• DIRECTIONS FOR THIS TASK
Every entry must be echoed exactly.

• Stored entries
+++

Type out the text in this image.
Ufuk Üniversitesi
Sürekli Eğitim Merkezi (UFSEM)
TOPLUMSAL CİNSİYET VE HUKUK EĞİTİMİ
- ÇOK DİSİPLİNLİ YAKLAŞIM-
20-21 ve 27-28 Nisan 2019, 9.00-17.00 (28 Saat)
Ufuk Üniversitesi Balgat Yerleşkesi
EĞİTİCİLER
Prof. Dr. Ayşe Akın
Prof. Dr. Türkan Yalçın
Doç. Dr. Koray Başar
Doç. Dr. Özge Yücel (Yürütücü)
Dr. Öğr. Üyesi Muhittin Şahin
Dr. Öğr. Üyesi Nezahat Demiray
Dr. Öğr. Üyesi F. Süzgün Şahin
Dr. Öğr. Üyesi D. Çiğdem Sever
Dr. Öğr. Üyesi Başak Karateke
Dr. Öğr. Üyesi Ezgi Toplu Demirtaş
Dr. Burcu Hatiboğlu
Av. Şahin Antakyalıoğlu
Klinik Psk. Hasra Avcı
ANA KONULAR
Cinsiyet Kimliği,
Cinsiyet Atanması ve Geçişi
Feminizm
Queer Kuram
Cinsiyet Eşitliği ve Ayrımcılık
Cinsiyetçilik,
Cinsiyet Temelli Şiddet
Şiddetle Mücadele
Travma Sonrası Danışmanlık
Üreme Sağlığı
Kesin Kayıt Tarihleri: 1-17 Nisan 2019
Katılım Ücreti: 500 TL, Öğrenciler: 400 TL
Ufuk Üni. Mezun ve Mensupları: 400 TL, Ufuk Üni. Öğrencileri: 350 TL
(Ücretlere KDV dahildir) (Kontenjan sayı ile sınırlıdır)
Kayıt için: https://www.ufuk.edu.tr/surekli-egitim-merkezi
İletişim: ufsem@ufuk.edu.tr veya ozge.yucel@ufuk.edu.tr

+++

• CORRECT OUTPUT
Type out the text in this image.
Ufuk Üniversitesi
Sürekli Eğitim Merkezi (UFSEM)
TOPLUMSAL CİNSİYET VE HUKUK EĞİTİMİ
- ÇOK DİSİPLİNLİ YAKLAŞIM-
20-21 ve 27-28 Nisan 2019, 9.00-17.00 (28 Saat)
Ufuk Üniversitesi Balgat Yerleşkesi
EĞİTİCİLER
Prof. Dr. Ayşe Akın
Prof. Dr. Türkan Yalçın
Doç. Dr. Koray Başar
Doç. Dr. Özge Yücel (Yürütücü)
Dr. Öğr. Üyesi Muhittin Şahin
Dr. Öğr. Üyesi Nezahat Demiray
Dr. Öğr. Üyesi F. Süzgün Şahin
Dr. Öğr. Üyesi D. Çiğdem Sever
Dr. Öğr. Üyesi Başak Karateke
Dr. Öğr. Üyesi Ezgi Toplu Demirtaş
Dr. Burcu Hatiboğlu
Av. Şahin Antakyalıoğlu
Klinik Psk. Hasra Avcı
ANA KONULAR
Cinsiyet Kimliği,
Cinsiyet Atanması ve Geçişi
Feminizm
Queer Kuram
Cinsiyet Eşitliği ve Ayrımcılık
Cinsiyetçilik,
Cinsiyet Temelli Şiddet
Şiddetle Mücadele
Travma Sonrası Danışmanlık
Üreme Sağlığı
Kesin Kayıt Tarihleri: 1-17 Nisan 2019
Katılım Ücreti: 500 TL, Öğrenciler: 400 TL
Ufuk Üni. Mezun ve Mensupları: 400 TL, Ufuk Üni. Öğrencileri: 350 TL
(Ücretlere KDV dahildir) (Kontenjan sayı ile sınırlıdır)
Kayıt için: https://www.ufuk.edu.tr/surekli-egitim-merkezi
İletişim: ufsem@ufuk.edu.tr veya ozge.yucel@ufuk.edu.tr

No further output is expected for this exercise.